→ **Exercise objective**: Lines holding the string "Guatemala" are the ones to copy from this listing.

:: Supplied material ::

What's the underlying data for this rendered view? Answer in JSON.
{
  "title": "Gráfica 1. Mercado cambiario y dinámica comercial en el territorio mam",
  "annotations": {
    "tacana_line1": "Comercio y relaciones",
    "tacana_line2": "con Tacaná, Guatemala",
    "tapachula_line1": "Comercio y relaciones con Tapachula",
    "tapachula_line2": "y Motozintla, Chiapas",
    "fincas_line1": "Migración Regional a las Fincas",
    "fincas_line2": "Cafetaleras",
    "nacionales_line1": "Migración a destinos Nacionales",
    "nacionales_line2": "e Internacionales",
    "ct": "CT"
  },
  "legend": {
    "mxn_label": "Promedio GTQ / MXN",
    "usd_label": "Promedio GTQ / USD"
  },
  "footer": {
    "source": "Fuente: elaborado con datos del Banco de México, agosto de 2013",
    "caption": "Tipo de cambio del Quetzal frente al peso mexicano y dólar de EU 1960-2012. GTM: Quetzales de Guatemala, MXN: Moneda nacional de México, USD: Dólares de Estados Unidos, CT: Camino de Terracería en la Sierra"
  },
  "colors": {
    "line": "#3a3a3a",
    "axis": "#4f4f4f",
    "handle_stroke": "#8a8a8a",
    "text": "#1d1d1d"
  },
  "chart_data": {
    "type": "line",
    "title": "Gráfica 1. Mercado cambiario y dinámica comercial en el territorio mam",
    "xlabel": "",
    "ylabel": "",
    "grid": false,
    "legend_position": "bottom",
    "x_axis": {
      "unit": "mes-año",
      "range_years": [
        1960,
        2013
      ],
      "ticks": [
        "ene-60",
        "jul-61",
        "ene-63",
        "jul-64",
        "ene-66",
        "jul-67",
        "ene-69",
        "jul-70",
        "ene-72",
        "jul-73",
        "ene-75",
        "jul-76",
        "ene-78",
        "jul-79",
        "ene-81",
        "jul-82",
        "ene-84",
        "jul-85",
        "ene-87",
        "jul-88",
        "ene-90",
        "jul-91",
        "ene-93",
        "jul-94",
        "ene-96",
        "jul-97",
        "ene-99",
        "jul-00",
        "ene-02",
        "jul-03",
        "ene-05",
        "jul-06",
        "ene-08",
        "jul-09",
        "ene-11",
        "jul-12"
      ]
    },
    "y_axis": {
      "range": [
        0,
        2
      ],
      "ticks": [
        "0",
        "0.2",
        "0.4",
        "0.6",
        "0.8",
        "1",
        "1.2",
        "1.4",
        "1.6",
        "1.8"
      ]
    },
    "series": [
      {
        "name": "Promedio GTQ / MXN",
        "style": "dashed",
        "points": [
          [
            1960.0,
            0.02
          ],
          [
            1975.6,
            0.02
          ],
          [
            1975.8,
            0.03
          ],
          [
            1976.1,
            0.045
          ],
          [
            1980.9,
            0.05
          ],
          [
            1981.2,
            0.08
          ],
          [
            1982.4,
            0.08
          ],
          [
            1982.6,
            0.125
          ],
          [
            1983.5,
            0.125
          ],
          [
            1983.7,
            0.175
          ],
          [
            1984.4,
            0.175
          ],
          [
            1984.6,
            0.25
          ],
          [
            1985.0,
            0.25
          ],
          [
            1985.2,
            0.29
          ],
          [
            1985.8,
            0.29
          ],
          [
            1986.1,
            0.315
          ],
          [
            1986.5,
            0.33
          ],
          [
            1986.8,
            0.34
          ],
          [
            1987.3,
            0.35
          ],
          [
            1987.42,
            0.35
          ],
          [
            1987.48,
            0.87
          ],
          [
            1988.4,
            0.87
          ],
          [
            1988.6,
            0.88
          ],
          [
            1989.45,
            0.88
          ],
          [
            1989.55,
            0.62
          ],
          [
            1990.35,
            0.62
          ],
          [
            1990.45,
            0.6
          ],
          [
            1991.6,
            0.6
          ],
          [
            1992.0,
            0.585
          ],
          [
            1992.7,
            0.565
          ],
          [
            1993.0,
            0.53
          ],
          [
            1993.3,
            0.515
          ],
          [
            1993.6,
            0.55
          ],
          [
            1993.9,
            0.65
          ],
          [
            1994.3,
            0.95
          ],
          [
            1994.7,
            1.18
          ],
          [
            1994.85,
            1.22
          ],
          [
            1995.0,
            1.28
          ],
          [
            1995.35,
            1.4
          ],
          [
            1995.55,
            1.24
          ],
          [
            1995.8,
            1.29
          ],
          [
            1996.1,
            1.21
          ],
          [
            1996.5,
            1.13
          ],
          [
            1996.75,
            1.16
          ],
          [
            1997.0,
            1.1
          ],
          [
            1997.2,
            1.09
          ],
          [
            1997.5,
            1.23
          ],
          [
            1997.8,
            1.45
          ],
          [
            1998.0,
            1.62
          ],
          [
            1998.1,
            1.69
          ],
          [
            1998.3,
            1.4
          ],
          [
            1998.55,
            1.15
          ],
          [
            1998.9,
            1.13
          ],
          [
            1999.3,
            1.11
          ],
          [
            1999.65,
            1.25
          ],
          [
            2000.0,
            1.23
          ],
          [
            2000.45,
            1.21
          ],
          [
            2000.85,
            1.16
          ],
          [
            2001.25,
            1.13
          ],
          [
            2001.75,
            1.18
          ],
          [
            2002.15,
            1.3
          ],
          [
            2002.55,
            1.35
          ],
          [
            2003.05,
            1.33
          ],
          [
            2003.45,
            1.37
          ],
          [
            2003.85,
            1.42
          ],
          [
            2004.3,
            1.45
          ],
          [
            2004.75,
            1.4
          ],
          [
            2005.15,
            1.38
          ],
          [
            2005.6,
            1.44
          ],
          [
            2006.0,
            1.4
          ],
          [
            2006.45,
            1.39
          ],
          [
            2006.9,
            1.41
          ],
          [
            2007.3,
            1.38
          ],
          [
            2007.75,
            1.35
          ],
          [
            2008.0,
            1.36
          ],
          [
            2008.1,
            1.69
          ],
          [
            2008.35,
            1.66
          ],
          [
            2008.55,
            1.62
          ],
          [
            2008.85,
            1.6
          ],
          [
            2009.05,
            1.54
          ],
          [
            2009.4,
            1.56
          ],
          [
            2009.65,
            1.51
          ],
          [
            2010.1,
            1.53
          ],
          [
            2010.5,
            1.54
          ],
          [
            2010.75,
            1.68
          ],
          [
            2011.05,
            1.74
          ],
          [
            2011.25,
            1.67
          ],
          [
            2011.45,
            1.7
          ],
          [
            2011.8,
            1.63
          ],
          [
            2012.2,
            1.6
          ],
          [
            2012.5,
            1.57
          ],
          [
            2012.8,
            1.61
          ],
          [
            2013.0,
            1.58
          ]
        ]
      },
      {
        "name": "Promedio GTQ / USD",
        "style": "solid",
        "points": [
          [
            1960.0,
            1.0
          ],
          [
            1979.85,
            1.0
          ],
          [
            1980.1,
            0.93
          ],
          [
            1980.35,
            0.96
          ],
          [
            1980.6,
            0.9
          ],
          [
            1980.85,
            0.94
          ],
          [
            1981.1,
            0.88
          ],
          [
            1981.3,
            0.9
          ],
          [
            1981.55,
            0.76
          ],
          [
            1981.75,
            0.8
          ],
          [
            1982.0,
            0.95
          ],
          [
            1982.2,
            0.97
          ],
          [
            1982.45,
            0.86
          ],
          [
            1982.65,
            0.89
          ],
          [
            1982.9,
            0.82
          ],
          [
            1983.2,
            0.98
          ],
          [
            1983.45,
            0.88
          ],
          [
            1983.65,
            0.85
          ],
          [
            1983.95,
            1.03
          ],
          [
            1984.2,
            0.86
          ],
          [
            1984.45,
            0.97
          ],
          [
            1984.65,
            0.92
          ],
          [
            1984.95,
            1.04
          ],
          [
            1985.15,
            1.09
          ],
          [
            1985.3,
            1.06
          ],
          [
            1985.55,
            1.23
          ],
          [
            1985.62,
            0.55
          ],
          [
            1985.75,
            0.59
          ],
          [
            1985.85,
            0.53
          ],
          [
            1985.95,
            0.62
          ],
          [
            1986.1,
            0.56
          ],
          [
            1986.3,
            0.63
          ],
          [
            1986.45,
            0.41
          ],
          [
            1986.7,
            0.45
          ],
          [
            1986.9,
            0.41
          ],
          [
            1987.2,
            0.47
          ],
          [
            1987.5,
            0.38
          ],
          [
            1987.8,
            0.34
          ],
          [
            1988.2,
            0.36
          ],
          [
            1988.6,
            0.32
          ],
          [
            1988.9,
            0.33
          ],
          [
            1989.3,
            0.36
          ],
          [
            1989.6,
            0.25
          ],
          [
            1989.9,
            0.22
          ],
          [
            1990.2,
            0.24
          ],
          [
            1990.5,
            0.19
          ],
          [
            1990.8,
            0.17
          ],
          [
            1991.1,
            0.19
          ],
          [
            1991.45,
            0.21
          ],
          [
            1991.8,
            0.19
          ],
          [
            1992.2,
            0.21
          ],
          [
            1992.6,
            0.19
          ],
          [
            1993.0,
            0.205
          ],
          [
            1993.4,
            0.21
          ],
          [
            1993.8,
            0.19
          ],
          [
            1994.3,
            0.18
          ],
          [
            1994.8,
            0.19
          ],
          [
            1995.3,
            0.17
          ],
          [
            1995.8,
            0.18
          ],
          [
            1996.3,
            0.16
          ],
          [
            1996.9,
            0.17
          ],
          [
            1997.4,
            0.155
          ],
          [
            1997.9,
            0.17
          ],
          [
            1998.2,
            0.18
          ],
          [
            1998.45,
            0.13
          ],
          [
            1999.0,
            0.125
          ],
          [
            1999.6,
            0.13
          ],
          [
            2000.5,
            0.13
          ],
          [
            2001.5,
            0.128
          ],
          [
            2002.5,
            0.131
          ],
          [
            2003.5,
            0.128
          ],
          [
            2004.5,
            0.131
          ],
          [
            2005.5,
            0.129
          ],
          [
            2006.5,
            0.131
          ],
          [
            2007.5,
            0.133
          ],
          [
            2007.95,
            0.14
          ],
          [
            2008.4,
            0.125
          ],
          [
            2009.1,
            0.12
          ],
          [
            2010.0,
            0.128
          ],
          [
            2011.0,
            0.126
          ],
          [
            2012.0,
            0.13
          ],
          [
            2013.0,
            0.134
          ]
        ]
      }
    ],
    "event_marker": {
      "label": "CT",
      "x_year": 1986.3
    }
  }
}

:::

→ **Final answer**:
    "tacana_line2": "con Tacaná, Guatemala",
    "caption": "Tipo de cambio del Quetzal frente al peso mexicano y dólar de EU 1960-2012. GTM: Quetzales de Guatemala, MXN: Moneda nacional de México, USD: Dólares de Estados Unidos, CT: Camino de Terracería en la Sierra"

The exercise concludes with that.